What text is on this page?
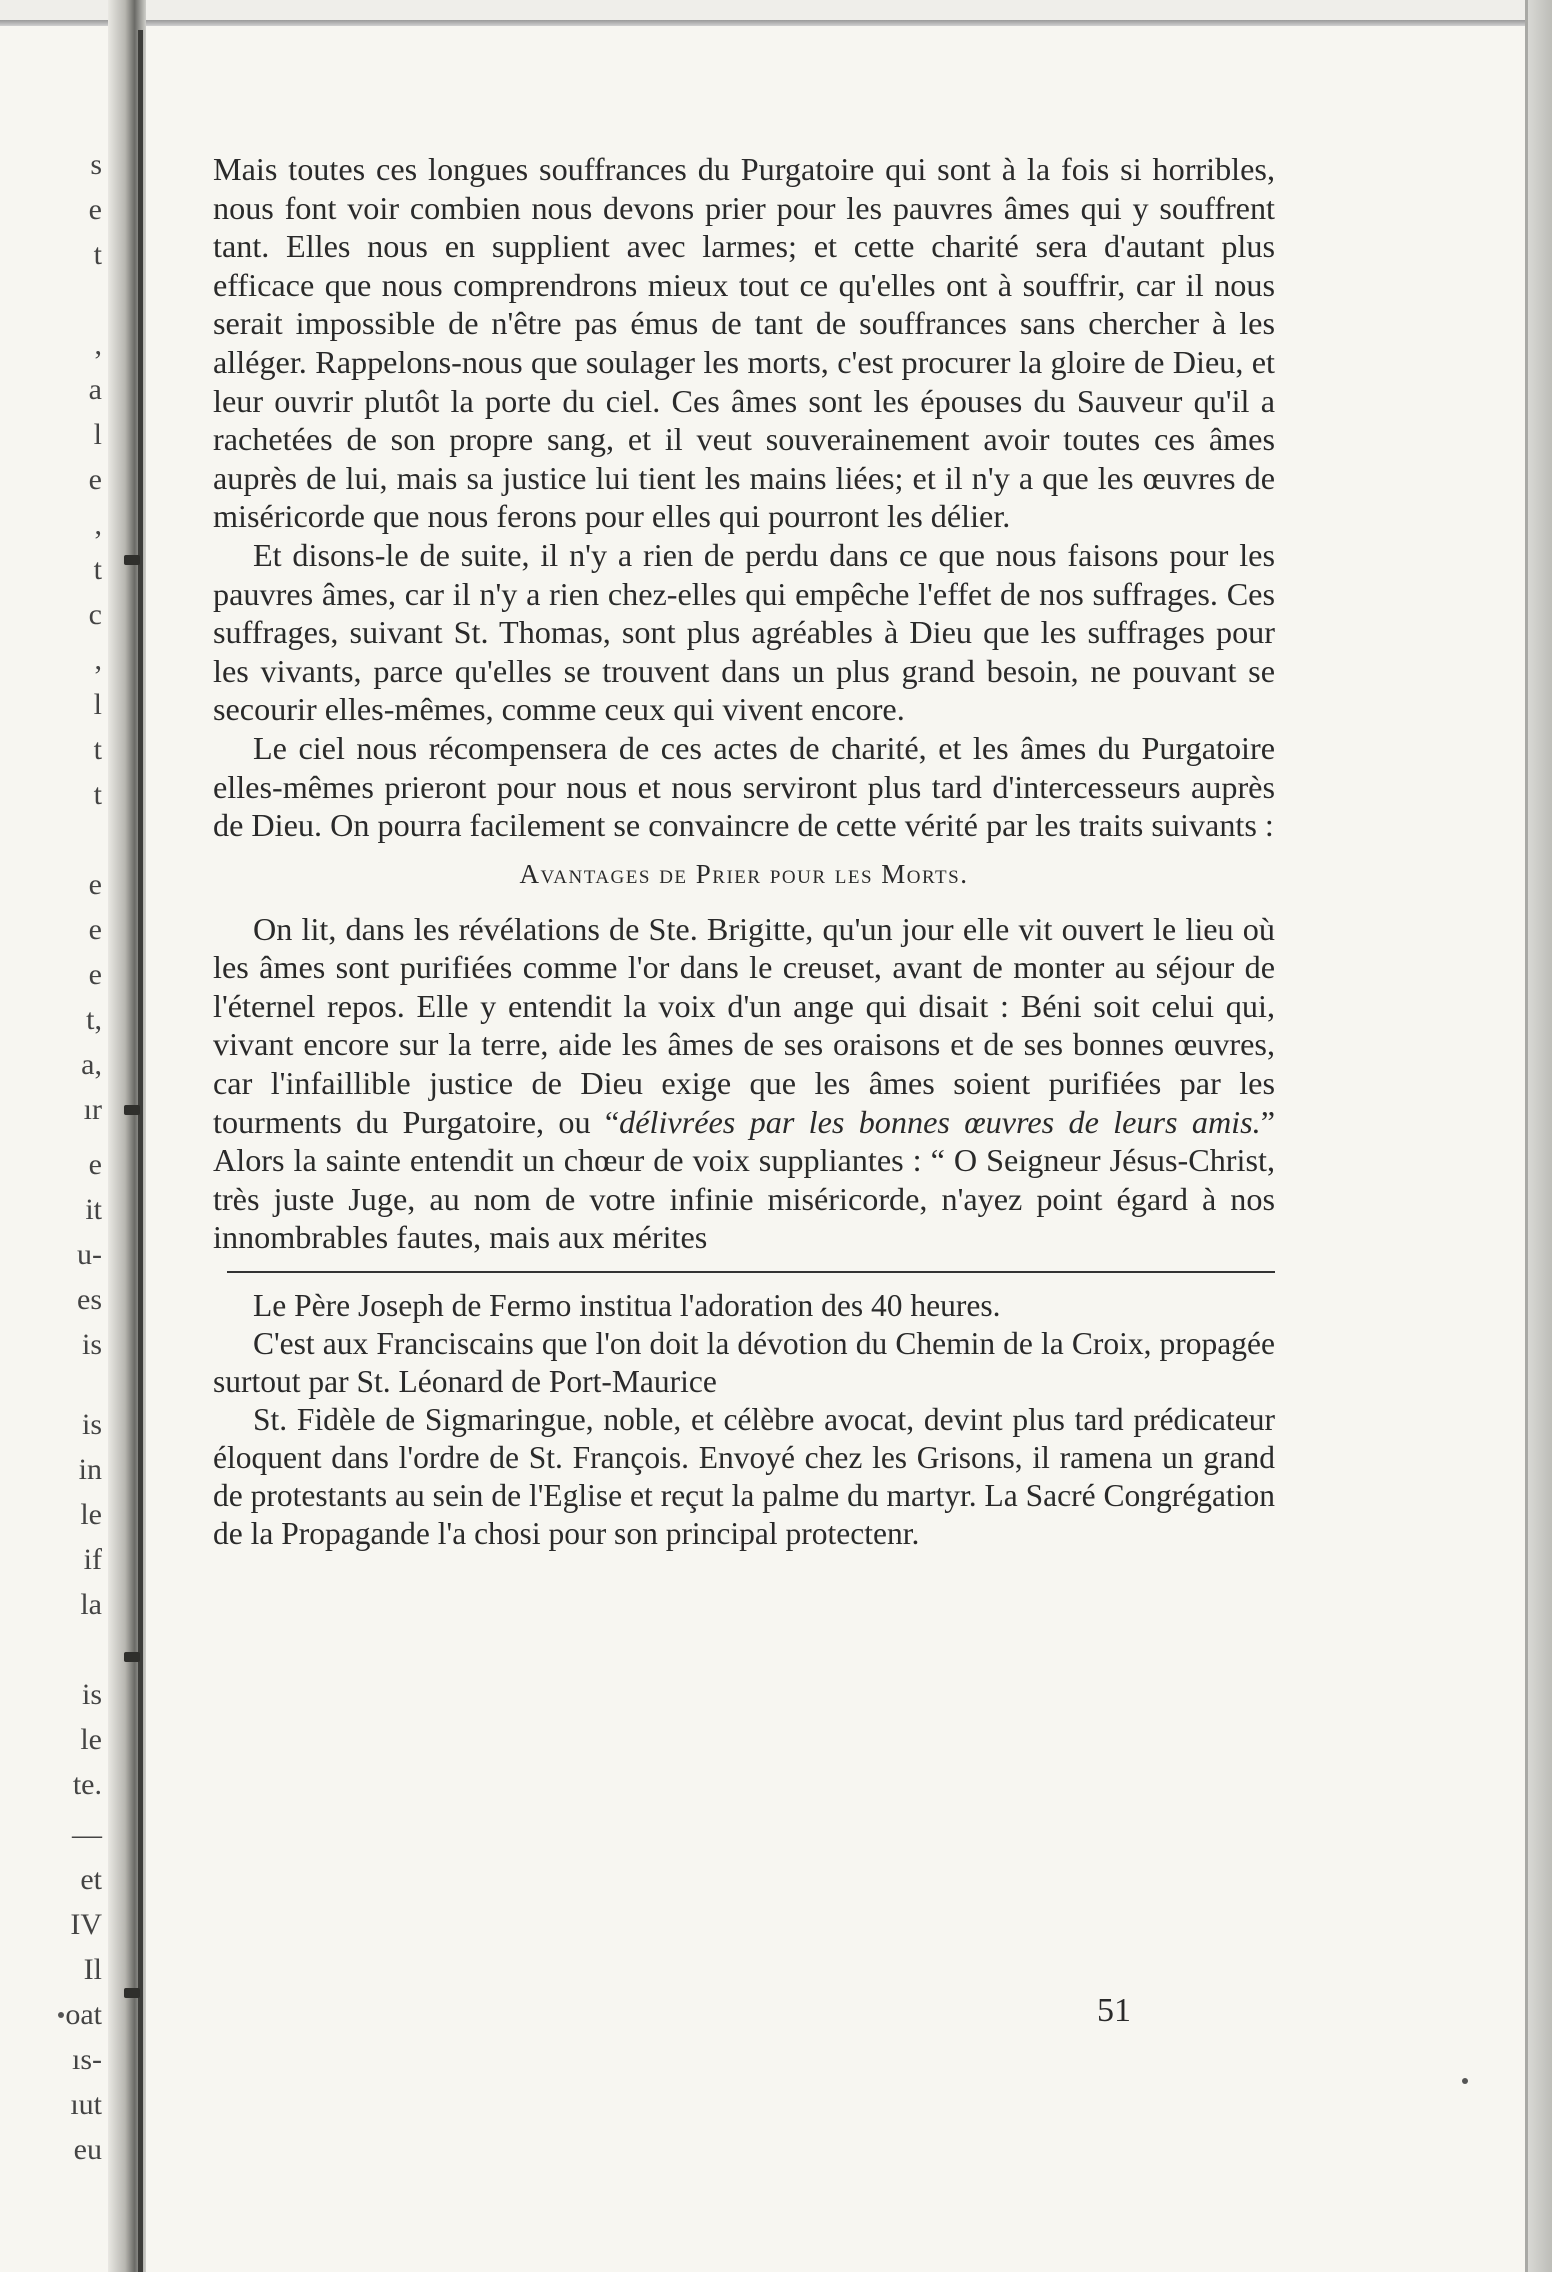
s
e
t
,
a
l
e
,
t
c
,
l
t
t
e
e
e
t,
a,
ır
e
it
u-
es
is
is
in
le
if
la
is
le
te.
—
et
IV
Il
oat
ıs-
ıut
eu

Mais toutes ces longues souffrances du Purgatoire qui sont à la fois si horribles, nous font voir combien nous devons prier pour les pauvres âmes qui y souffrent tant. Elles nous en supplient avec larmes; et cette charité sera d'autant plus efficace que nous comprendrons mieux tout ce qu'elles ont à souffrir, car il nous serait impossible de n'être pas émus de tant de souffrances sans chercher à les alléger. Rappelons-nous que soulager les morts, c'est procurer la gloire de Dieu, et leur ouvrir plutôt la porte du ciel. Ces âmes sont les épouses du Sauveur qu'il a rachetées de son propre sang, et il veut souverainement avoir toutes ces âmes auprès de lui, mais sa justice lui tient les mains liées; et il n'y a que les œuvres de miséricorde que nous ferons pour elles qui pourront les délier.

Et disons-le de suite, il n'y a rien de perdu dans ce que nous faisons pour les pauvres âmes, car il n'y a rien chez-elles qui empêche l'effet de nos suffrages. Ces suffrages, suivant St. Thomas, sont plus agréables à Dieu que les suffrages pour les vivants, parce qu'elles se trouvent dans un plus grand besoin, ne pouvant se secourir elles-mêmes, comme ceux qui vivent encore.

Le ciel nous récompensera de ces actes de charité, et les âmes du Purgatoire elles-mêmes prieront pour nous et nous serviront plus tard d'intercesseurs auprès de Dieu. On pourra facilement se convaincre de cette vérité par les traits suivants :

Avantages de Prier pour les Morts.

On lit, dans les révélations de Ste. Brigitte, qu'un jour elle vit ouvert le lieu où les âmes sont purifiées comme l'or dans le creuset, avant de monter au séjour de l'éternel repos. Elle y entendit la voix d'un ange qui disait : Béni soit celui qui, vivant encore sur la terre, aide les âmes de ses oraisons et de ses bonnes œuvres, car l'infaillible justice de Dieu exige que les âmes soient purifiées par les tourments du Purgatoire, ou “délivrées par les bonnes œuvres de leurs amis.” Alors la sainte entendit un chœur de voix suppliantes : “ O Seigneur Jésus-Christ, très juste Juge, au nom de votre infinie miséricorde, n'ayez point égard à nos innombrables fautes, mais aux mérites

Le Père Joseph de Fermo institua l'adoration des 40 heures.

C'est aux Franciscains que l'on doit la dévotion du Chemin de la Croix, propagée surtout par St. Léonard de Port-Maurice

St. Fidèle de Sigmaringue, noble, et célèbre avocat, devint plus tard prédicateur éloquent dans l'ordre de St. François. Envoyé chez les Grisons, il ramena un grand de protestants au sein de l'Eglise et reçut la palme du martyr. La Sacré Congrégation de la Propagande l'a chosi pour son principal protectenr.

51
* * * *
#### [Set exercise]
In the records above, locate the lines holding the word "grand". Copy each of them.

#### [Final answer]
Et disons-le de suite, il n'y a rien de perdu dans ce que nous faisons pour les pauvres âmes, car il n'y a rien chez-elles qui empêche l'effet de nos suffrages. Ces suffrages, suivant St. Thomas, sont plus agréables à Dieu que les suffrages pour les vivants, parce qu'elles se trouvent dans un plus grand besoin, ne pouvant se secourir elles-mêmes, comme ceux qui vivent encore.
St. Fidèle de Sigmaringue, noble, et célèbre avocat, devint plus tard prédicateur éloquent dans l'ordre de St. François. Envoyé chez les Grisons, il ramena un grand de protestants au sein de l'Eglise et reçut la palme du martyr. La Sacré Congrégation de la Propagande l'a chosi pour son principal protectenr.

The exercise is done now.